-- start --

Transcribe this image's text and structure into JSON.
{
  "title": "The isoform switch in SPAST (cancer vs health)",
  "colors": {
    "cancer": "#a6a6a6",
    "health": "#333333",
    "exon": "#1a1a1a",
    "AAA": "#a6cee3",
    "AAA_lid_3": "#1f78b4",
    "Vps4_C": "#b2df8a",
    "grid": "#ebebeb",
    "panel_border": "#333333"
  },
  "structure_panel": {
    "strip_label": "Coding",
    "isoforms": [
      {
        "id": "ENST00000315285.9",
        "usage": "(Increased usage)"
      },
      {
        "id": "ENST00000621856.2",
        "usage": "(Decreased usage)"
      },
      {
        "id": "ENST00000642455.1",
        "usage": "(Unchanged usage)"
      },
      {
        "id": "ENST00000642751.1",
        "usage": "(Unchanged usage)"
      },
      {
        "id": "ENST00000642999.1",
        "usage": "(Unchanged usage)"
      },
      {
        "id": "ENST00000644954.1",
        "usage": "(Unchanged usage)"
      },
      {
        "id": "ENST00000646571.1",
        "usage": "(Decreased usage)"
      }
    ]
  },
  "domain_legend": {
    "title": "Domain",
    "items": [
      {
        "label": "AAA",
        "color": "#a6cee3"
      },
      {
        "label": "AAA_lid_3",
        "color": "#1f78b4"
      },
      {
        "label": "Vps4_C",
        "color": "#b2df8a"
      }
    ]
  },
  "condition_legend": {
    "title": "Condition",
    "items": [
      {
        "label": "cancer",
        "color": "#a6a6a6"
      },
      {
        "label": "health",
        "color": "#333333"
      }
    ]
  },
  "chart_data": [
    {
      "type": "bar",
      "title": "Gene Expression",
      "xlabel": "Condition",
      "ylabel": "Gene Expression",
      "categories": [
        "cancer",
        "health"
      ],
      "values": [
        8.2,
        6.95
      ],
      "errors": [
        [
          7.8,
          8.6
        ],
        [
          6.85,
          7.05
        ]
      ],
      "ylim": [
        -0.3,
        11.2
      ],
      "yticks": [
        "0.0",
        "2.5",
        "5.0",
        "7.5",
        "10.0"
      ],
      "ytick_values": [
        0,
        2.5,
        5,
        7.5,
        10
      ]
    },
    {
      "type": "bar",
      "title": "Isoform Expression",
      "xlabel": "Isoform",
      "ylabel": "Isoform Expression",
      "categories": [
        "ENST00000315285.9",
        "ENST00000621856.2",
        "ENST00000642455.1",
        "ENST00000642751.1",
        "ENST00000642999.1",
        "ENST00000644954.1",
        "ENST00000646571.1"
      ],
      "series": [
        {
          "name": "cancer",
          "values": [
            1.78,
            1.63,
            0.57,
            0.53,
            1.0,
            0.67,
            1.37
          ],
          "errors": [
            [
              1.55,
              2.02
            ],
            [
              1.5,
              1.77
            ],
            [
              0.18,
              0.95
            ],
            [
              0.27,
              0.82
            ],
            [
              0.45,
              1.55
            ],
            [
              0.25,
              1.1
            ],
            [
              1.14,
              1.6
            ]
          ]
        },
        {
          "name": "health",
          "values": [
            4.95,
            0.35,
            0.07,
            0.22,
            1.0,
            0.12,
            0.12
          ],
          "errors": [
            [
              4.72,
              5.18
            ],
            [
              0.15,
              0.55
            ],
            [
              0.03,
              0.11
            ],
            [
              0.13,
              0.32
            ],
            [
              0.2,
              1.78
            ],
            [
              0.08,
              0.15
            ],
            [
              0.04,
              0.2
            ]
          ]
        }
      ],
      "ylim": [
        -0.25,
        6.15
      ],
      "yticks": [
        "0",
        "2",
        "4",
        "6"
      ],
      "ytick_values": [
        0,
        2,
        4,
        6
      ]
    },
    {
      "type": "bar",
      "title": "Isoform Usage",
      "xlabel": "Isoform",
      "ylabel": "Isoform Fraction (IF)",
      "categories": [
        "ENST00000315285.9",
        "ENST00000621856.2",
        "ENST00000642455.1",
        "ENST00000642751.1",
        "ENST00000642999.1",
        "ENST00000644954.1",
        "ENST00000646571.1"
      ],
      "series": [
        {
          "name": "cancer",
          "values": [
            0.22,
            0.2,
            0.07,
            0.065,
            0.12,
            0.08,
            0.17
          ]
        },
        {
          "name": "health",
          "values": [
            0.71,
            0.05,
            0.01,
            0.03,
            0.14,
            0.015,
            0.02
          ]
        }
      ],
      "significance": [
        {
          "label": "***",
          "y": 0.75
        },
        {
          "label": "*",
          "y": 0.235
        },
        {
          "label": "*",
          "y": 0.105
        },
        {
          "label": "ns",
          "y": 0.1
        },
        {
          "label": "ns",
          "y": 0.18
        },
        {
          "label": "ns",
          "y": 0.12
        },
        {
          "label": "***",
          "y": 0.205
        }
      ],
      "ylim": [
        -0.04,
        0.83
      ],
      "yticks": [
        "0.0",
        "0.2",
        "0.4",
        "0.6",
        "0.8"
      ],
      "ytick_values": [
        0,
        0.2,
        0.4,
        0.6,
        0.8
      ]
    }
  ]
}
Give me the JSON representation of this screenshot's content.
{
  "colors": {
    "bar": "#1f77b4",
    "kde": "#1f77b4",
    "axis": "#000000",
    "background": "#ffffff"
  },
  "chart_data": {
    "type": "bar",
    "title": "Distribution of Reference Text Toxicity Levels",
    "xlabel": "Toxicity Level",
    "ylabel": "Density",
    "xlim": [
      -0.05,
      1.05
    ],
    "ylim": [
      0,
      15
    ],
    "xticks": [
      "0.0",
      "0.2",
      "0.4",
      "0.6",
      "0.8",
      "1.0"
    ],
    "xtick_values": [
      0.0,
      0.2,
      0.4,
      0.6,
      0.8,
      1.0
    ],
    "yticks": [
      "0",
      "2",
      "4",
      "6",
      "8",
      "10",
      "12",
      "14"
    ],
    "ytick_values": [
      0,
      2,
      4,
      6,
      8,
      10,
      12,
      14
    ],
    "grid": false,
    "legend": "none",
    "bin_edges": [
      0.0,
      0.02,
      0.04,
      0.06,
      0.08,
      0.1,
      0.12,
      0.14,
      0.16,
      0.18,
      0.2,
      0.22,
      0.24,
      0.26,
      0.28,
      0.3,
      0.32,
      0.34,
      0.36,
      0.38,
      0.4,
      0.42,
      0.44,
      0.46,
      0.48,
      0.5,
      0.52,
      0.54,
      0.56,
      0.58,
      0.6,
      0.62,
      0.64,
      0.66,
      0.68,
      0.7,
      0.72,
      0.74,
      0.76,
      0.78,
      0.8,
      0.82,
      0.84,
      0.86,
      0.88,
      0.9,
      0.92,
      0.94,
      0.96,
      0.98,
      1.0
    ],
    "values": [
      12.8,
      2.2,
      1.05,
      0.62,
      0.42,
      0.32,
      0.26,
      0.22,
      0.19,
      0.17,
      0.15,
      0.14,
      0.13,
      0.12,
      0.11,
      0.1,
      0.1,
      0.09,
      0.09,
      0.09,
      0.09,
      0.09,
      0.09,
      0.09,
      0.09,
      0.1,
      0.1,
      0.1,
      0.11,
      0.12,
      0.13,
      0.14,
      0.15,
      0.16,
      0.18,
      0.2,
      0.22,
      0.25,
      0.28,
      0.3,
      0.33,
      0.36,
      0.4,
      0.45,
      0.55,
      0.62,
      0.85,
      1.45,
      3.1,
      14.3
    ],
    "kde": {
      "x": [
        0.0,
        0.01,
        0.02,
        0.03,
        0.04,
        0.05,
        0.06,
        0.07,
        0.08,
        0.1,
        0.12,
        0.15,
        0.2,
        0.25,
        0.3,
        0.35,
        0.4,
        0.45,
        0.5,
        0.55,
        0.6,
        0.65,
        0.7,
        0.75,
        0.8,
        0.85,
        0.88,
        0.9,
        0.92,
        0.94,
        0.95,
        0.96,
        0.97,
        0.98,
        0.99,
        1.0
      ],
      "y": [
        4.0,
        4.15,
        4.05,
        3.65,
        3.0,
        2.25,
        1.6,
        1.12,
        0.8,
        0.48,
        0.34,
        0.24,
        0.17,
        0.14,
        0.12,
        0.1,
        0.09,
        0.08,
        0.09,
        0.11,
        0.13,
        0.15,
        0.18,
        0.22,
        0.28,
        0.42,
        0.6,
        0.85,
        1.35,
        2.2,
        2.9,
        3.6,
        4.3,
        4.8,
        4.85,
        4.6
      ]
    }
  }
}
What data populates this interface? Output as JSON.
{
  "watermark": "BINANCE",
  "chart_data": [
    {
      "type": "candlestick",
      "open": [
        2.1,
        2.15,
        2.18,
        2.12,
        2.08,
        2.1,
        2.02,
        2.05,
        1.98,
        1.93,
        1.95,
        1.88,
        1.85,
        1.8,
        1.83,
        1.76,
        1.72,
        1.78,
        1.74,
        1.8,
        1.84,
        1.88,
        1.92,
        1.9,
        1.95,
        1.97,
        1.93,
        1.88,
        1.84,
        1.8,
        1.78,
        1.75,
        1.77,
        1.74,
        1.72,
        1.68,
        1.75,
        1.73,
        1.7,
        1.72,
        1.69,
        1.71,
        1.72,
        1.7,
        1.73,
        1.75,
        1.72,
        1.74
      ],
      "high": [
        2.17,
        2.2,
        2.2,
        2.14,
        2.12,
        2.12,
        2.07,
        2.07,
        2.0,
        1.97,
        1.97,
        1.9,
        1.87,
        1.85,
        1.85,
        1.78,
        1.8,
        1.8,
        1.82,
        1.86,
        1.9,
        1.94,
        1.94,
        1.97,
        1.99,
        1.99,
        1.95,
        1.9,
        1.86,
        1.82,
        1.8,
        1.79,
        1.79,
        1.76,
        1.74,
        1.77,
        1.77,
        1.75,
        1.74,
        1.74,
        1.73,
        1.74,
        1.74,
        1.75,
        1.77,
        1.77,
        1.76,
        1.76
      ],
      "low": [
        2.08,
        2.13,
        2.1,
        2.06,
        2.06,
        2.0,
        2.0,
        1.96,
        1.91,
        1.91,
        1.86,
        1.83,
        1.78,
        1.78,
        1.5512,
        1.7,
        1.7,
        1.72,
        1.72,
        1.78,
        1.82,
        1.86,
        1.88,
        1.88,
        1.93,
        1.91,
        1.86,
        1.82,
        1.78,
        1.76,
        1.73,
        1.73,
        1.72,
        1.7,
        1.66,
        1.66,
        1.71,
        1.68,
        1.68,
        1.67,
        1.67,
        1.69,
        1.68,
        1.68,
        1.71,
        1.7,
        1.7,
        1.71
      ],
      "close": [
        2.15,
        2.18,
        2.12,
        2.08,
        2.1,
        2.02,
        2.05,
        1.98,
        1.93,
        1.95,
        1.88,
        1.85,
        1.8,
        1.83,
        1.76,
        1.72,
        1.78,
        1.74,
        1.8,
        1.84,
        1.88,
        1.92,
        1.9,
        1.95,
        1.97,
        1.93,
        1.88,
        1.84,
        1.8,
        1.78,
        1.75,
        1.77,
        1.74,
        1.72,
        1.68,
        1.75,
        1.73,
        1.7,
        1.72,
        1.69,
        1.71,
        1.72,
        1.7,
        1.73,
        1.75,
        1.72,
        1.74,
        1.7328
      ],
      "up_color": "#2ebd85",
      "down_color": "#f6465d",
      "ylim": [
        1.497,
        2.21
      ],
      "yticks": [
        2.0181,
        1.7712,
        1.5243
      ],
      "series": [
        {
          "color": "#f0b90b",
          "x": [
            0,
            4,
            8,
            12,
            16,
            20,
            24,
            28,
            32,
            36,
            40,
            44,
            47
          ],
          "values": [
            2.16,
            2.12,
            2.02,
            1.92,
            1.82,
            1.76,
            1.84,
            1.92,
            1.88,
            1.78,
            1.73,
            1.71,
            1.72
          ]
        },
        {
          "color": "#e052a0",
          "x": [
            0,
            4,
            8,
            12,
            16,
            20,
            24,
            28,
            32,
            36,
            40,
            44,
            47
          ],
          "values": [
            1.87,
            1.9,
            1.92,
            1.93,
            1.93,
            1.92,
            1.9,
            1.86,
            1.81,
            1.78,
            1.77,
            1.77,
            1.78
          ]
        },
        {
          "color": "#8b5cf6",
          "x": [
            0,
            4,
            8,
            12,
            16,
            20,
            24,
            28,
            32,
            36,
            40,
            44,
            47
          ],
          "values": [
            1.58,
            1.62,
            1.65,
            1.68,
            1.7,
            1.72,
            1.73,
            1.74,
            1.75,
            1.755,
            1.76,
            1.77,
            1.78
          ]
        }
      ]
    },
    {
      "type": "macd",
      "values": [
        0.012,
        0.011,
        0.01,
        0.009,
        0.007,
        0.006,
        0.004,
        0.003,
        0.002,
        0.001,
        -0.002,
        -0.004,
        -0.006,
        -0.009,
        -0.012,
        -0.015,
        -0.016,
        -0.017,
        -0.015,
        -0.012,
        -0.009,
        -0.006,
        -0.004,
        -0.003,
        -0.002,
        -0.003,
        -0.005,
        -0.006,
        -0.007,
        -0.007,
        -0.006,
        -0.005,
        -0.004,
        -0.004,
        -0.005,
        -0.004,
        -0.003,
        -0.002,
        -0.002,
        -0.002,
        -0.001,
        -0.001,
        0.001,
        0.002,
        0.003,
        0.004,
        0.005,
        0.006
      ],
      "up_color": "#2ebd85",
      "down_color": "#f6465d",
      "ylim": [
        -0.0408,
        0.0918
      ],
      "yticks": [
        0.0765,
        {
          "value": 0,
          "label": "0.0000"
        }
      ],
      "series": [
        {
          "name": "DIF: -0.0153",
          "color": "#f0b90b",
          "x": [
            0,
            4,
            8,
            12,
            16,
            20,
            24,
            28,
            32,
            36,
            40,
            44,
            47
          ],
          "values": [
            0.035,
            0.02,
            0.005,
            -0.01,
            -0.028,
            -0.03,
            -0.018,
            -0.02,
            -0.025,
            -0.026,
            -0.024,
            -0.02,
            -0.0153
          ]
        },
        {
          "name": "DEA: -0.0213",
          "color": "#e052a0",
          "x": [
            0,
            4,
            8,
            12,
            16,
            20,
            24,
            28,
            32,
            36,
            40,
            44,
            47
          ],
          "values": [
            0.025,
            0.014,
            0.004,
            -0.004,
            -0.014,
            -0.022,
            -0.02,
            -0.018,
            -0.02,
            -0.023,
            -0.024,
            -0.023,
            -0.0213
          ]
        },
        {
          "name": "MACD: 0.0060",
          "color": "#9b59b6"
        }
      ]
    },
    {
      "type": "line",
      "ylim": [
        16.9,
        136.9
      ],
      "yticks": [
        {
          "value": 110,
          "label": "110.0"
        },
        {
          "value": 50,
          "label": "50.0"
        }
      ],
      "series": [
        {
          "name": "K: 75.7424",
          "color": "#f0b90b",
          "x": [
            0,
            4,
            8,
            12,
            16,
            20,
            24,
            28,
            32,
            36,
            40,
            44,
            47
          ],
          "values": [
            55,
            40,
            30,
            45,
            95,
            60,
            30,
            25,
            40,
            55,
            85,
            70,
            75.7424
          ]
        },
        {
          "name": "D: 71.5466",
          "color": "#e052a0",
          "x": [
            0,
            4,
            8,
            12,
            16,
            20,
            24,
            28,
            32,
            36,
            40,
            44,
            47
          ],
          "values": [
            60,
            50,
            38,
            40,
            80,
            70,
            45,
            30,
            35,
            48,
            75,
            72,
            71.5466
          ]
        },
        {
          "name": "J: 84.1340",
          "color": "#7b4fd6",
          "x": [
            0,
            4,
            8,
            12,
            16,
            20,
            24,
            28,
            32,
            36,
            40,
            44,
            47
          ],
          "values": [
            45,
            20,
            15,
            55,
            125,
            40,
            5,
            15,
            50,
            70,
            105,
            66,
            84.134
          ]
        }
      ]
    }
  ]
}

-- end --

▸ **What is asked**
Only lines with the word "Expression" should be collected from the material.

▸ **Correct result**
      "title": "Gene Expression",
      "ylabel": "Gene Expression",
      "title": "Isoform Expression",
      "ylabel": "Isoform Expression",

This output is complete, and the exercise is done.